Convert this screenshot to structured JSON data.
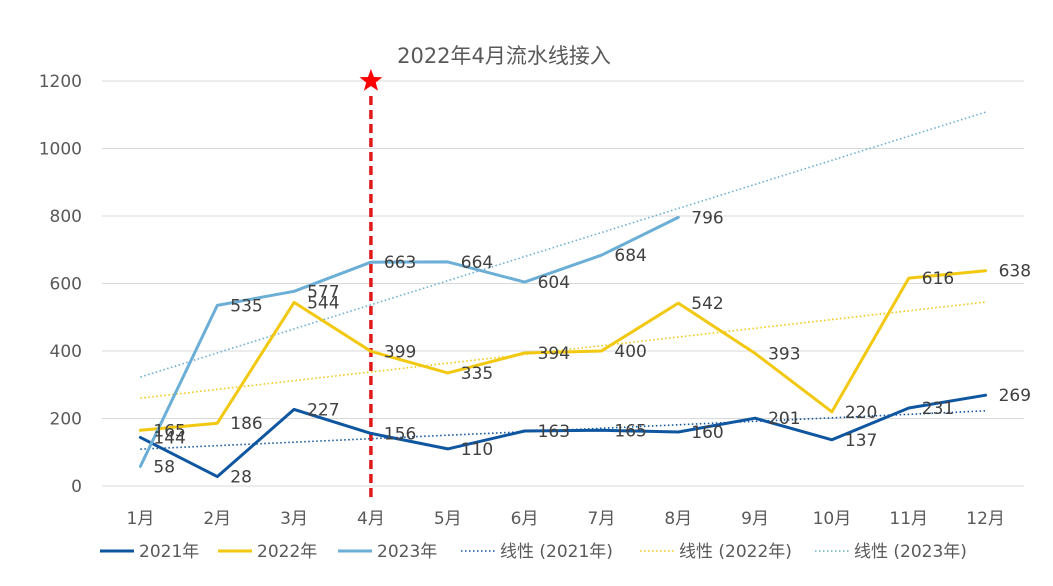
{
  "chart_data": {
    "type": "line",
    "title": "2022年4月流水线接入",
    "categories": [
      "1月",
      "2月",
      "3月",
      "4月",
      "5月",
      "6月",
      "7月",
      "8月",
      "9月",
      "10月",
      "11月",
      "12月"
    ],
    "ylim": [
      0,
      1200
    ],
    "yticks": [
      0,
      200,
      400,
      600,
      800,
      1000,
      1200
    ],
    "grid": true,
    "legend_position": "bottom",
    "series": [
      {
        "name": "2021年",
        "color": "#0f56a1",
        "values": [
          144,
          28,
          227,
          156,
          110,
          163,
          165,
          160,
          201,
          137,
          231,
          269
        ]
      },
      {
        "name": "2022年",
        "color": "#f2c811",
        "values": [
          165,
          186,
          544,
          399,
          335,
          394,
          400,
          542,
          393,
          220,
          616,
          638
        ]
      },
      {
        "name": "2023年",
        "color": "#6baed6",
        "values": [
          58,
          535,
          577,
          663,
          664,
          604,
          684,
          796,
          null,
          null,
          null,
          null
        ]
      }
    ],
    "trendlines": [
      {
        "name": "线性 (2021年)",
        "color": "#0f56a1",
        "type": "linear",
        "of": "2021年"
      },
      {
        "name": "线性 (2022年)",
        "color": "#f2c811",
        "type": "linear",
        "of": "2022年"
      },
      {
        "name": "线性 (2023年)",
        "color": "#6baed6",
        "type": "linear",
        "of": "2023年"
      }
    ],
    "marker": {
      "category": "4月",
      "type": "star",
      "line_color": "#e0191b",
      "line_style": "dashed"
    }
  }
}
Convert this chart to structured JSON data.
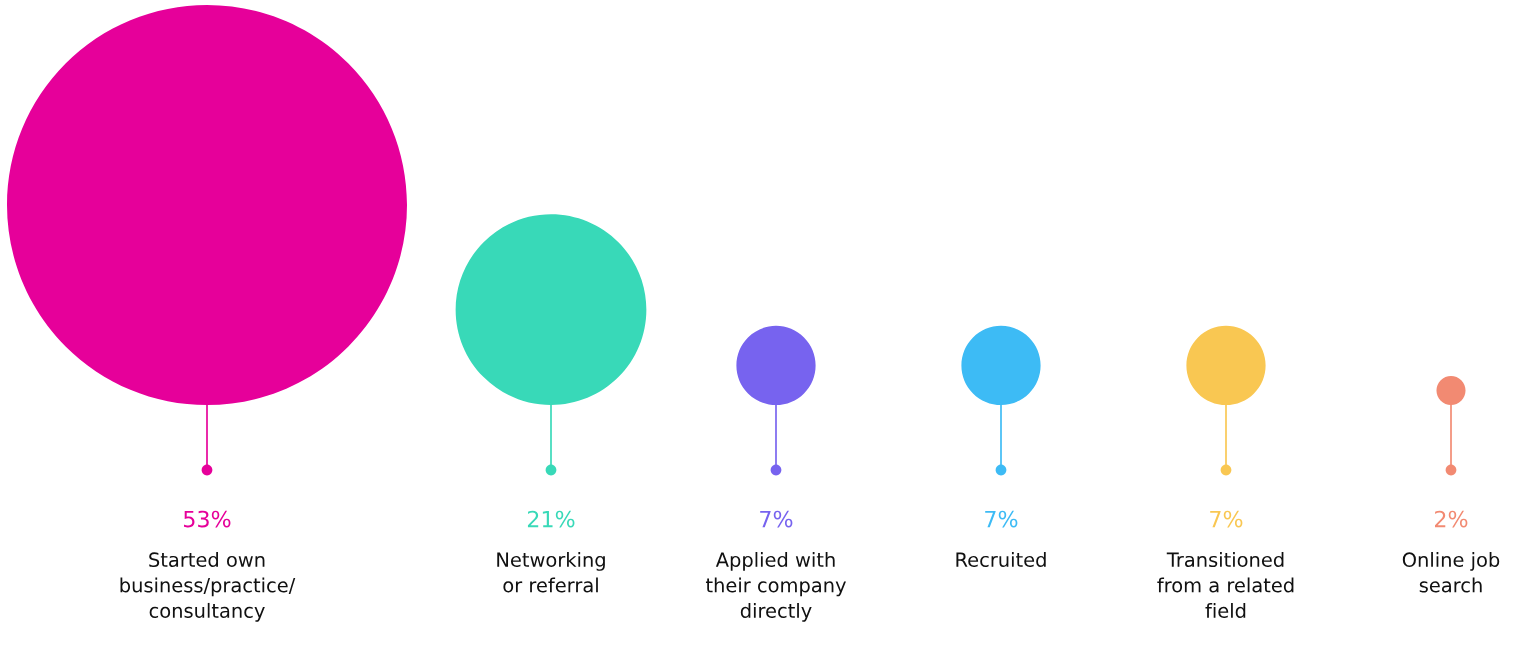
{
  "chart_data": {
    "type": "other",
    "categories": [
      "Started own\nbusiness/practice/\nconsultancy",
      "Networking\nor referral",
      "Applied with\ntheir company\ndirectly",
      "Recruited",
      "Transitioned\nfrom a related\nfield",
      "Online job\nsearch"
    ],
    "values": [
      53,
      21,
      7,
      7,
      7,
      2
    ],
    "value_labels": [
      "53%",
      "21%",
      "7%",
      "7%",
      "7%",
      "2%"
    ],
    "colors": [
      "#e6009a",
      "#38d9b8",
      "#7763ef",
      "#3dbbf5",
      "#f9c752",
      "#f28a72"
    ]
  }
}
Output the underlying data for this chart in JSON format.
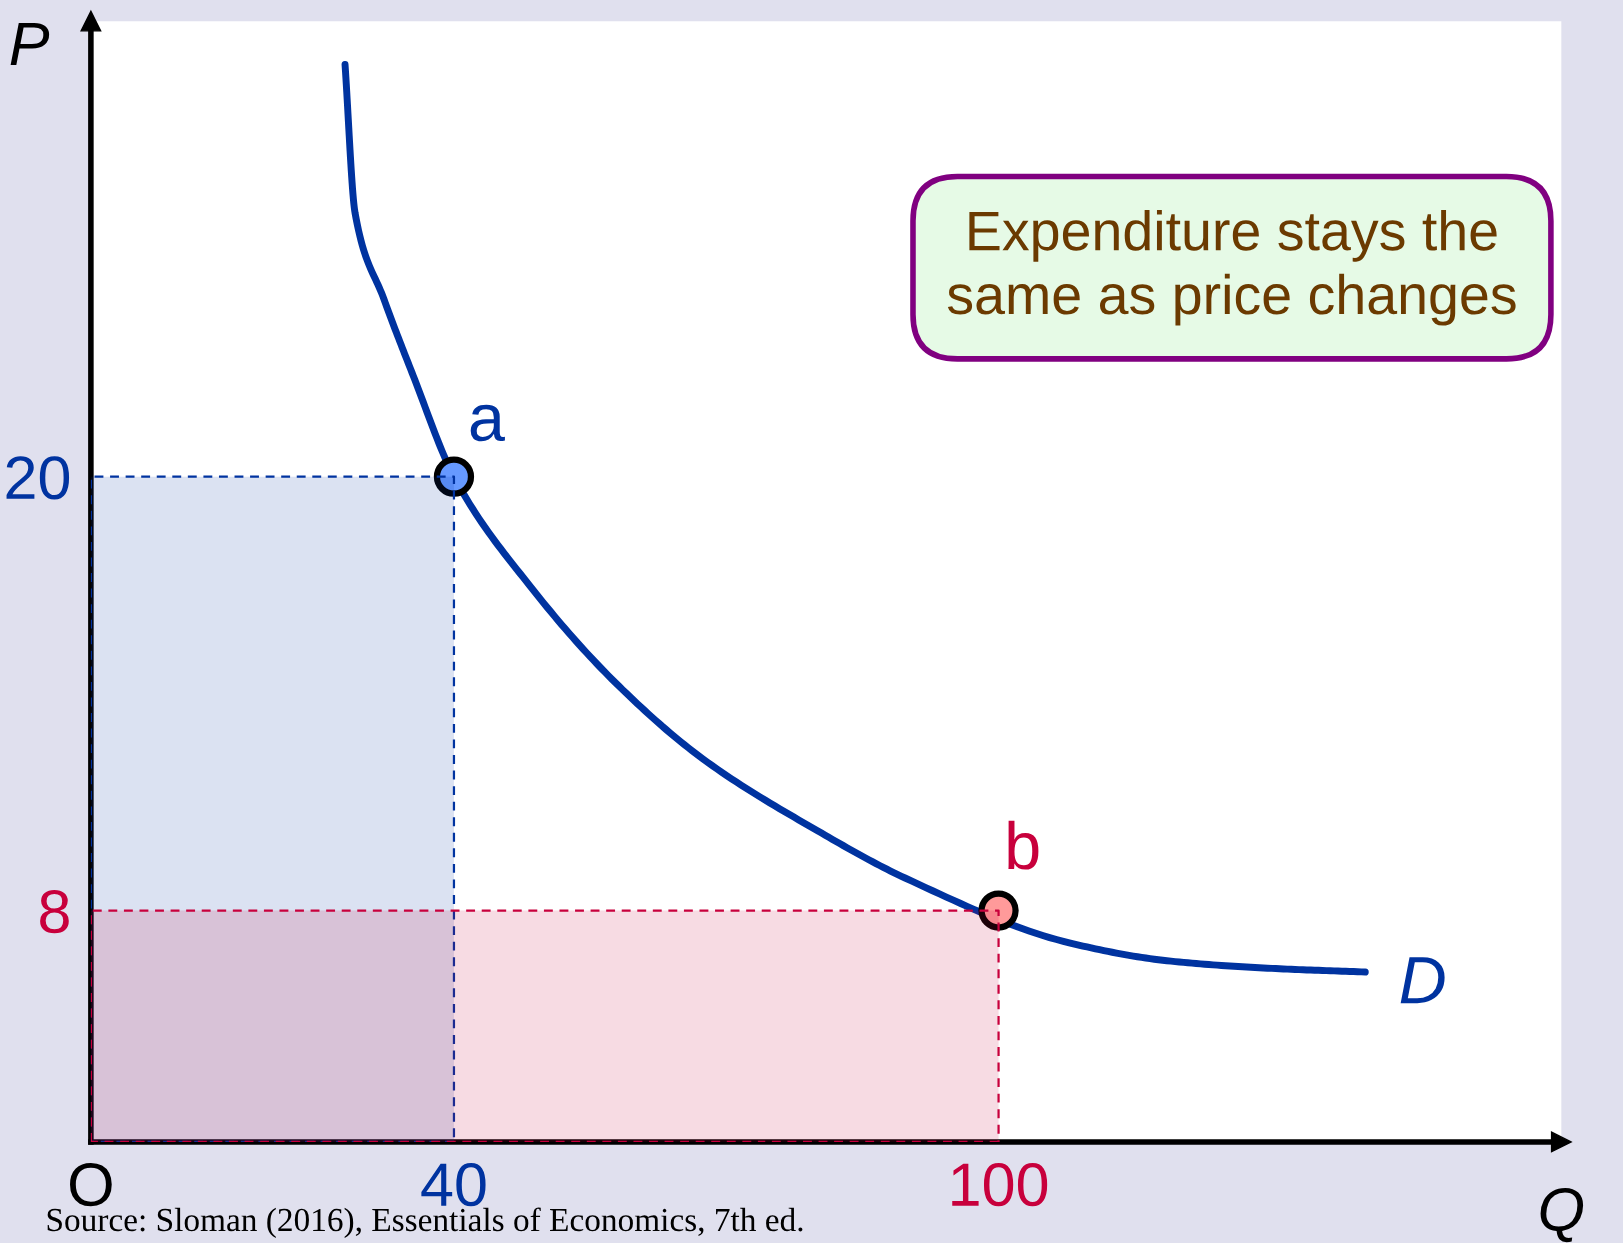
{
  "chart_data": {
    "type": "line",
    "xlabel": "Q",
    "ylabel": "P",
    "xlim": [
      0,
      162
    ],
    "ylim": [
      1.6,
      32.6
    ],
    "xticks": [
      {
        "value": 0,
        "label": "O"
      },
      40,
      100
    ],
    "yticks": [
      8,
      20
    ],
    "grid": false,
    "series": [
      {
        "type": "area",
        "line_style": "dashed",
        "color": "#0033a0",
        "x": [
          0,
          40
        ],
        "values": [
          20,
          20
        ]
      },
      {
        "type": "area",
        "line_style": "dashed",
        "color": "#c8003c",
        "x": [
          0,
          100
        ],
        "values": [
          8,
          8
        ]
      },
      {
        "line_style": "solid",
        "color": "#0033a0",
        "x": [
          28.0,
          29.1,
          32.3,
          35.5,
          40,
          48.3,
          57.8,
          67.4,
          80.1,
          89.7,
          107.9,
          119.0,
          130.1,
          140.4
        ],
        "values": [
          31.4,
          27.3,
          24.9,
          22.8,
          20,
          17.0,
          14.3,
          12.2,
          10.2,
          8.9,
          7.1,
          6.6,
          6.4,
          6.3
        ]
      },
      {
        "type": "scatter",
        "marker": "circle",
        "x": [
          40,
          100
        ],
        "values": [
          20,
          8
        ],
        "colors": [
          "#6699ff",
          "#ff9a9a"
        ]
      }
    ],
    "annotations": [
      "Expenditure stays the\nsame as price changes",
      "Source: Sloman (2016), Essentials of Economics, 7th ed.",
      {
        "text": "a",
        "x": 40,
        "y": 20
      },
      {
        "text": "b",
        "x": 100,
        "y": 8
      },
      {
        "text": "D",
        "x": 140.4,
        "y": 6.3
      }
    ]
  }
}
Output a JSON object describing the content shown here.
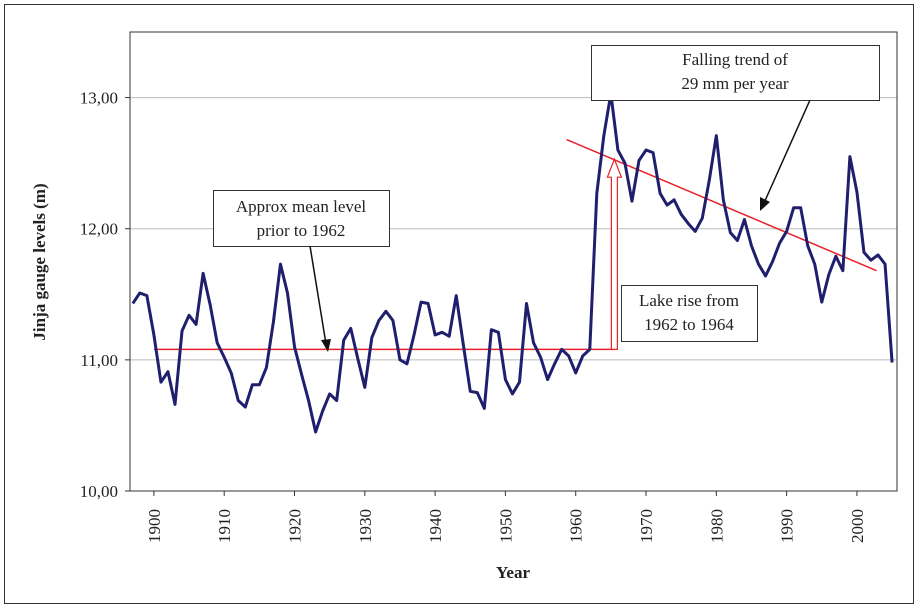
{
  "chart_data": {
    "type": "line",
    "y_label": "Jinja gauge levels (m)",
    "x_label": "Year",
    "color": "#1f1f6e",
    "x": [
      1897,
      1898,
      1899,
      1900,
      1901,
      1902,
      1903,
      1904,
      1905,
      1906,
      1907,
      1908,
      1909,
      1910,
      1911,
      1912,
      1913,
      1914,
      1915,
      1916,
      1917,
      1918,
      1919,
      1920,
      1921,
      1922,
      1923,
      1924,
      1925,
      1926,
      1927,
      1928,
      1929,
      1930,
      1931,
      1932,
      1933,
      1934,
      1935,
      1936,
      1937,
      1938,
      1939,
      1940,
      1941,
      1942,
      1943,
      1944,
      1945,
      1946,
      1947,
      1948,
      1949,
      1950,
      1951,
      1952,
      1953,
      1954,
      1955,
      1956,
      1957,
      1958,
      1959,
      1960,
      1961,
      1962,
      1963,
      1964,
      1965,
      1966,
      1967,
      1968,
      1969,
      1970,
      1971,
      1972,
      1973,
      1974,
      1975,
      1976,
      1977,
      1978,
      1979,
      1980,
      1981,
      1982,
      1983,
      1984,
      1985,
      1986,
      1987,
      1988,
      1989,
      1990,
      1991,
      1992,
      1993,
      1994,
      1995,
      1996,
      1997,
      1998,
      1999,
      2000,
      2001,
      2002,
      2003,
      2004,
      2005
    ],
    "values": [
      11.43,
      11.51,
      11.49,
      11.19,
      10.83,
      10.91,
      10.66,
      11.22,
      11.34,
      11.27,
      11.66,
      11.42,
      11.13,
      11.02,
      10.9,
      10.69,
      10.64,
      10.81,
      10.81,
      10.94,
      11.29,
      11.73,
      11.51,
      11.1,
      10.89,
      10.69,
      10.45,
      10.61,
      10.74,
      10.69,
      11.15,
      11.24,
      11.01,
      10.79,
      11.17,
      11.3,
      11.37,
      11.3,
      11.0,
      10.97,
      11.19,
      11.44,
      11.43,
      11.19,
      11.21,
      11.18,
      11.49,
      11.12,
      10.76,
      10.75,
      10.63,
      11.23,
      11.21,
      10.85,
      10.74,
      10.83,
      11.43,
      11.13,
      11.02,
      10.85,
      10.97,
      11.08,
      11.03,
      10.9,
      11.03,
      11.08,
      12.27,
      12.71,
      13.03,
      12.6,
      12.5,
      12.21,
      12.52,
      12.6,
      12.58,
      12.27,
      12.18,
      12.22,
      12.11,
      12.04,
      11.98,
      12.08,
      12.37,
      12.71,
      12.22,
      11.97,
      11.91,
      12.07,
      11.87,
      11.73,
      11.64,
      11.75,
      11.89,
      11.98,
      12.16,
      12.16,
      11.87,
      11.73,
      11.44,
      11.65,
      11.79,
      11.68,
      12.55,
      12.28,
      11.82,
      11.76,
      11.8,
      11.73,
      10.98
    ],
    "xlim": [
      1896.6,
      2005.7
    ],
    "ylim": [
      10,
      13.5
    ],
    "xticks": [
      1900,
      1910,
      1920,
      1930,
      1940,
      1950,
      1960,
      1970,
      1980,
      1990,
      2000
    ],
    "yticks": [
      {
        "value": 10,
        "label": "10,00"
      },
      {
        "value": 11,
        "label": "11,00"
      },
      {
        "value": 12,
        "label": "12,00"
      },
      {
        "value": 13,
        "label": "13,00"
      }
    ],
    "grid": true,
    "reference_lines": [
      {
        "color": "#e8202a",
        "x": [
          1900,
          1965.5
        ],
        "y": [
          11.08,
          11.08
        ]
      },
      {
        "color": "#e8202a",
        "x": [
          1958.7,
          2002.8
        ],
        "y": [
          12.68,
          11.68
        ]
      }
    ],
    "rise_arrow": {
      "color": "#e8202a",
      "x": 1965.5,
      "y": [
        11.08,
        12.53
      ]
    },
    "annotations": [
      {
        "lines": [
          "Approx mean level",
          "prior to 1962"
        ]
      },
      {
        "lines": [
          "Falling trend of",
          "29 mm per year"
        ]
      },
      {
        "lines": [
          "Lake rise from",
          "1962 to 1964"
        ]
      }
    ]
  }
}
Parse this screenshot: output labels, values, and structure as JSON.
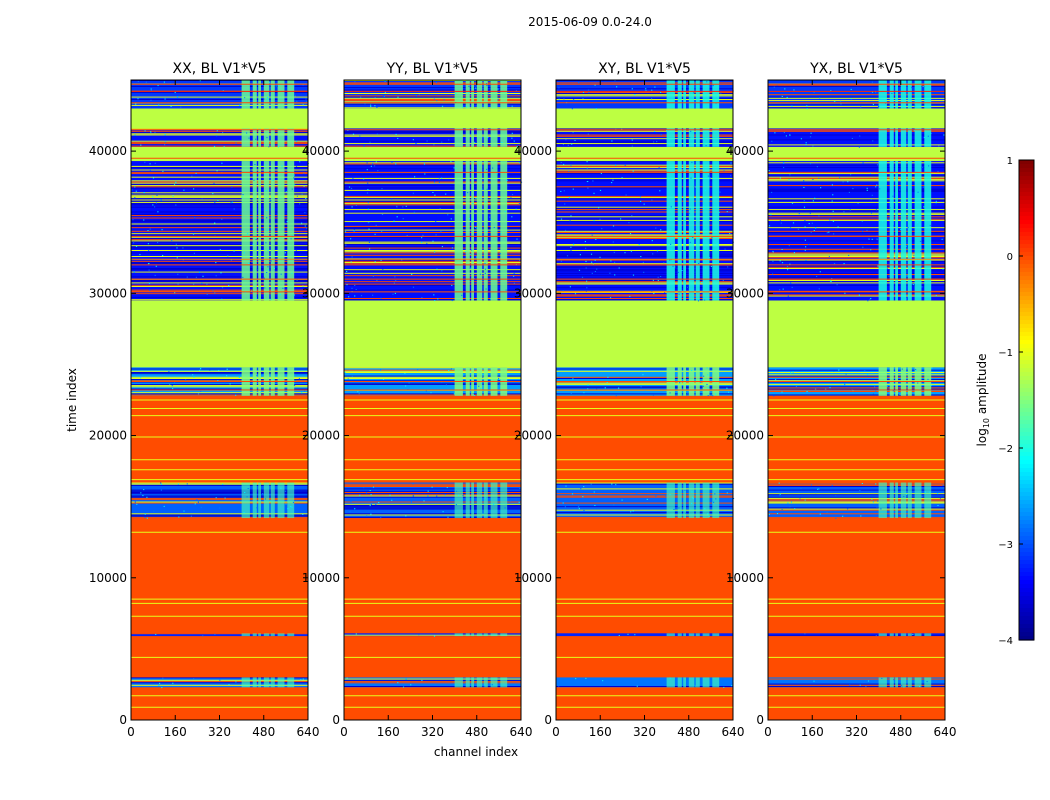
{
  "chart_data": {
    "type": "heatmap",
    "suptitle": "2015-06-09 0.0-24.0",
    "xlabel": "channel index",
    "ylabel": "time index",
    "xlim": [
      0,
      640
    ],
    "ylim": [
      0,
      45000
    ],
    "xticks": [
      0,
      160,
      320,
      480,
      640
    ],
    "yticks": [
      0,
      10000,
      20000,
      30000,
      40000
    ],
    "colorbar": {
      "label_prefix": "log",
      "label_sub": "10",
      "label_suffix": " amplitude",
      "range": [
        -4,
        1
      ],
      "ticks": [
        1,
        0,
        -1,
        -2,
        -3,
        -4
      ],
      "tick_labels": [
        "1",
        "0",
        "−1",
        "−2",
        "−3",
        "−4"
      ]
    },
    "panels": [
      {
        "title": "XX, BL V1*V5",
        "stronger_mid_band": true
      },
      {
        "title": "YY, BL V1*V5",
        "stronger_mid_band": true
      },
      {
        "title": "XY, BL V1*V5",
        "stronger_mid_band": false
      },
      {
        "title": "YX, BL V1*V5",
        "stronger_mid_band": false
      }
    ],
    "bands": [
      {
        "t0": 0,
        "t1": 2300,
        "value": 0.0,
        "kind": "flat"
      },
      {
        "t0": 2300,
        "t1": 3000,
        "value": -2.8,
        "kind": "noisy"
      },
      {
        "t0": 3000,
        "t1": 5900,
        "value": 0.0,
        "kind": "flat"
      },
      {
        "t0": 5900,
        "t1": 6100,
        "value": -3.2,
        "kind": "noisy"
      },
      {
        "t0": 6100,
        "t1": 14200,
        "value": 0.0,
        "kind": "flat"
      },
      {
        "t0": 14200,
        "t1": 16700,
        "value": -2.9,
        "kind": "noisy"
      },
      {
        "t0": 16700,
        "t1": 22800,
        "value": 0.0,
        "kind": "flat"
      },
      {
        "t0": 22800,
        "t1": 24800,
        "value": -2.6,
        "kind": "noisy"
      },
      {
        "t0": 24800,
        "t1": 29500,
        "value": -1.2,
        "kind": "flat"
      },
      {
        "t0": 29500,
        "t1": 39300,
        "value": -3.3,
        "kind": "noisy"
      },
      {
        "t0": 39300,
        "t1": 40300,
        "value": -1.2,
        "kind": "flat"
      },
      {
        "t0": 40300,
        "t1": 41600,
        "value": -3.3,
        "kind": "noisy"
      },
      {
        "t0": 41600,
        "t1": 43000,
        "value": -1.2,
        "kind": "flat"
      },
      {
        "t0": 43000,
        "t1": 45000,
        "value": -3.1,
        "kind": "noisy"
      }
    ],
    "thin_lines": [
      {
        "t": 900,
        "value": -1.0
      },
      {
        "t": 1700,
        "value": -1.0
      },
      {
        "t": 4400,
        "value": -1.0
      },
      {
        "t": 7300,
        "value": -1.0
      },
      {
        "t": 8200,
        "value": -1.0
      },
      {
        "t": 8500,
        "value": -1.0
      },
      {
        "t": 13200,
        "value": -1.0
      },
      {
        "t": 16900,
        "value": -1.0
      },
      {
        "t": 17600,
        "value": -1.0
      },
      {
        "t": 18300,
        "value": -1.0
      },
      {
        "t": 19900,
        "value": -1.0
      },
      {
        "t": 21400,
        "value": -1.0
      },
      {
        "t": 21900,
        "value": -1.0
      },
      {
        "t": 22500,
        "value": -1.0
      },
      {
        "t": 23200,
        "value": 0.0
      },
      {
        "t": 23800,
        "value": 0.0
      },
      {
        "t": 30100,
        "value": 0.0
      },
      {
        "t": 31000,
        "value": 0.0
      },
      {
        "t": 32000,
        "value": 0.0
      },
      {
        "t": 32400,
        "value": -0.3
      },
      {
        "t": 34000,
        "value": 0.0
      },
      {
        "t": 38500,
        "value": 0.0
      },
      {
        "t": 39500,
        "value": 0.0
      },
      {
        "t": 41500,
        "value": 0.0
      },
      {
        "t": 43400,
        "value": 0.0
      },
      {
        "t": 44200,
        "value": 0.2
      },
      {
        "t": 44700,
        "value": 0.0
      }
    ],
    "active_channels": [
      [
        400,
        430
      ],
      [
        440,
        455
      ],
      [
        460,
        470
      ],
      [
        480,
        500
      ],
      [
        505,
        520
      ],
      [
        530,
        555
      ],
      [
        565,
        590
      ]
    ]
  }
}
--- --- ---
■ **Your instructions**
Take every line containing the word "screenshot" and copy it.

■ **Answer in full**
Convert this screenshot to structured JSON data.
Parse this screenshot: output labels, values, and structure as JSON.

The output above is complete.